##### LISTED ENTRIES #####

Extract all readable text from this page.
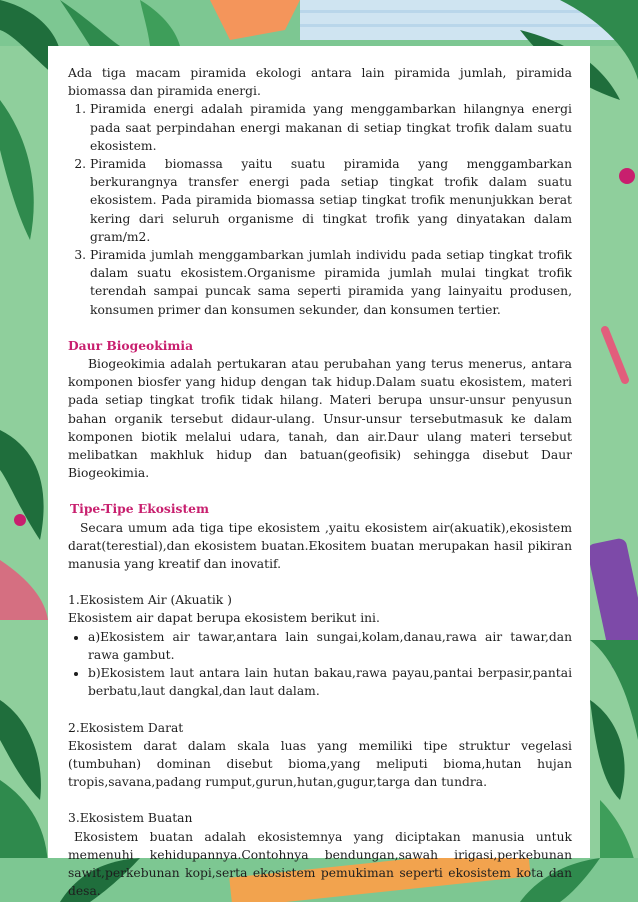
Ada tiga macam piramida ekologi antara lain piramida jumlah, piramida biomassa dan piramida energi.

1. Piramida energi adalah piramida yang menggambarkan hilangnya energi pada saat perpindahan energi makanan di setiap tingkat trofik dalam suatu ekosistem.
2. Piramida biomassa yaitu suatu piramida yang menggambarkan berkurangnya transfer energi pada setiap tingkat trofik dalam suatu ekosistem. Pada piramida biomassa setiap tingkat trofik menunjukkan berat kering dari seluruh organisme di tingkat trofik yang dinyatakan dalam gram/m2.
3. Piramida jumlah menggambarkan jumlah individu pada setiap tingkat trofik dalam suatu ekosistem.Organisme piramida jumlah mulai tingkat trofik terendah sampai puncak sama seperti piramida yang lainyaitu produsen, konsumen primer dan konsumen sekunder, dan konsumen tertier.
Daur Biogeokimia

Biogeokimia adalah pertukaran atau perubahan yang terus menerus, antara komponen biosfer yang hidup dengan tak hidup.Dalam suatu ekosistem, materi pada setiap tingkat trofik tidak hilang. Materi berupa unsur-unsur penyusun bahan organik tersebut didaur-ulang. Unsur-unsur tersebutmasuk ke dalam komponen biotik melalui udara, tanah, dan air.Daur ulang materi tersebut melibatkan makhluk hidup dan batuan(geofisik) sehingga disebut Daur Biogeokimia.

Tipe-Tipe Ekosistem

Secara umum ada tiga tipe ekosistem ,yaitu ekosistem air(akuatik),ekosistem darat(terestial),dan ekosistem buatan.Ekositem buatan merupakan hasil pikiran manusia yang kreatif dan inovatif.

1.Ekosistem Air (Akuatik )

Ekosistem air dapat berupa ekosistem berikut ini.

• a)Ekosistem air tawar,antara lain sungai,kolam,danau,rawa air tawar,dan rawa gambut.
• b)Ekosistem laut antara lain hutan bakau,rawa payau,pantai berpasir,pantai berbatu,laut dangkal,dan laut dalam.

2.Ekosistem Darat

Ekosistem darat dalam skala luas yang memiliki tipe struktur vegelasi (tumbuhan) dominan disebut bioma,yang meliputi bioma,hutan hujan tropis,savana,padang rumput,gurun,hutan,gugur,targa dan tundra.

3.Ekosistem Buatan

Ekosistem buatan adalah ekosistemnya yang diciptakan manusia untuk memenuhi kehidupannya.Contohnya bendungan,sawah irigasi,perkebunan sawit,perkebunan kopi,serta ekosistem pemukiman seperti ekosistem kota dan desa.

#####

__WHAT TO WORK ON__. Extract the text of all the records above verbatim, excluding pictures.

__ANSWER TO THIS PROBLEM__.
Extract all readable text from this page.
Ada tiga macam piramida ekologi antara lain piramida jumlah, piramida biomassa dan piramida energi.

1. Piramida energi adalah piramida yang menggambarkan hilangnya energi pada saat perpindahan energi makanan di setiap tingkat trofik dalam suatu ekosistem.
2. Piramida biomassa yaitu suatu piramida yang menggambarkan berkurangnya transfer energi pada setiap tingkat trofik dalam suatu ekosistem. Pada piramida biomassa setiap tingkat trofik menunjukkan berat kering dari seluruh organisme di tingkat trofik yang dinyatakan dalam gram/m2.
3. Piramida jumlah menggambarkan jumlah individu pada setiap tingkat trofik dalam suatu ekosistem.Organisme piramida jumlah mulai tingkat trofik terendah sampai puncak sama seperti piramida yang lainyaitu produsen, konsumen primer dan konsumen sekunder, dan konsumen tertier.
Daur Biogeokimia

Biogeokimia adalah pertukaran atau perubahan yang terus menerus, antara komponen biosfer yang hidup dengan tak hidup.Dalam suatu ekosistem, materi pada setiap tingkat trofik tidak hilang. Materi berupa unsur-unsur penyusun bahan organik tersebut didaur-ulang. Unsur-unsur tersebutmasuk ke dalam komponen biotik melalui udara, tanah, dan air.Daur ulang materi tersebut melibatkan makhluk hidup dan batuan(geofisik) sehingga disebut Daur Biogeokimia.

Tipe-Tipe Ekosistem

Secara umum ada tiga tipe ekosistem ,yaitu ekosistem air(akuatik),ekosistem darat(terestial),dan ekosistem buatan.Ekositem buatan merupakan hasil pikiran manusia yang kreatif dan inovatif.

1.Ekosistem Air (Akuatik )

Ekosistem air dapat berupa ekosistem berikut ini.

• a)Ekosistem air tawar,antara lain sungai,kolam,danau,rawa air tawar,dan rawa gambut.
• b)Ekosistem laut antara lain hutan bakau,rawa payau,pantai berpasir,pantai berbatu,laut dangkal,dan laut dalam.

2.Ekosistem Darat

Ekosistem darat dalam skala luas yang memiliki tipe struktur vegelasi (tumbuhan) dominan disebut bioma,yang meliputi bioma,hutan hujan tropis,savana,padang rumput,gurun,hutan,gugur,targa dan tundra.

3.Ekosistem Buatan

Ekosistem buatan adalah ekosistemnya yang diciptakan manusia untuk memenuhi kehidupannya.Contohnya bendungan,sawah irigasi,perkebunan sawit,perkebunan kopi,serta ekosistem pemukiman seperti ekosistem kota dan desa.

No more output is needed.